● **Data provided**:
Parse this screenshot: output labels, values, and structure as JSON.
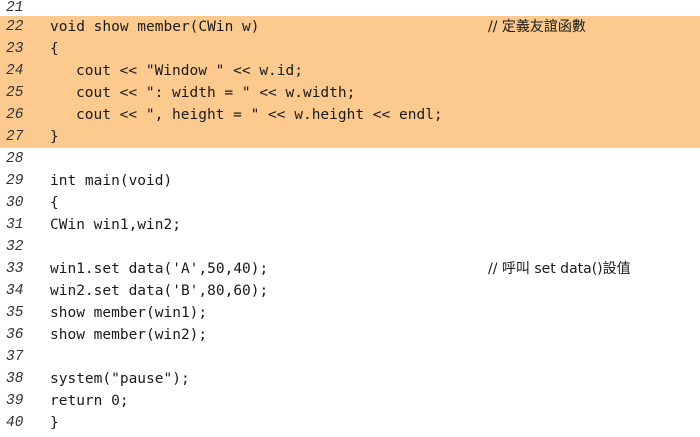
{
  "colors": {
    "highlight": "#fcc98e",
    "text": "#1a1a1a"
  },
  "lines": [
    {
      "num": "21",
      "code": "",
      "comment": "",
      "highlight": false,
      "indent": 0
    },
    {
      "num": "22",
      "code": "void show member(CWin w)",
      "comment": "// 定義友誼函數",
      "highlight": true,
      "indent": 0
    },
    {
      "num": "23",
      "code": "{",
      "comment": "",
      "highlight": true,
      "indent": 0
    },
    {
      "num": "24",
      "code": "cout << \"Window \" << w.id;",
      "comment": "",
      "highlight": true,
      "indent": 2
    },
    {
      "num": "25",
      "code": "cout << \": width = \" << w.width;",
      "comment": "",
      "highlight": true,
      "indent": 2
    },
    {
      "num": "26",
      "code": "cout << \", height = \" << w.height << endl;",
      "comment": "",
      "highlight": true,
      "indent": 2
    },
    {
      "num": "27",
      "code": "}",
      "comment": "",
      "highlight": true,
      "indent": 0
    },
    {
      "num": "28",
      "code": "",
      "comment": "",
      "highlight": false,
      "indent": 0
    },
    {
      "num": "29",
      "code": "int main(void)",
      "comment": "",
      "highlight": false,
      "indent": 0
    },
    {
      "num": "30",
      "code": "{",
      "comment": "",
      "highlight": false,
      "indent": 0
    },
    {
      "num": "31",
      "code": "CWin win1,win2;",
      "comment": "",
      "highlight": false,
      "indent": 1
    },
    {
      "num": "32",
      "code": "",
      "comment": "",
      "highlight": false,
      "indent": 0
    },
    {
      "num": "33",
      "code": "win1.set data('A',50,40);",
      "comment": "// 呼叫 set data()設值",
      "highlight": false,
      "indent": 1
    },
    {
      "num": "34",
      "code": "win2.set data('B',80,60);",
      "comment": "",
      "highlight": false,
      "indent": 1
    },
    {
      "num": "35",
      "code": "show member(win1);",
      "comment": "",
      "highlight": false,
      "indent": 1
    },
    {
      "num": "36",
      "code": "show member(win2);",
      "comment": "",
      "highlight": false,
      "indent": 1
    },
    {
      "num": "37",
      "code": "",
      "comment": "",
      "highlight": false,
      "indent": 0
    },
    {
      "num": "38",
      "code": "system(\"pause\");",
      "comment": "",
      "highlight": false,
      "indent": 1
    },
    {
      "num": "39",
      "code": "return 0;",
      "comment": "",
      "highlight": false,
      "indent": 1
    },
    {
      "num": "40",
      "code": "}",
      "comment": "",
      "highlight": false,
      "indent": 0
    }
  ]
}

● **What to work on**: Identify lines with the string "cout". Copy each one.

● **Result**:
      "code": "cout << \"Window \" << w.id;",
      "code": "cout << \": width = \" << w.width;",
      "code": "cout << \", height = \" << w.height << endl;",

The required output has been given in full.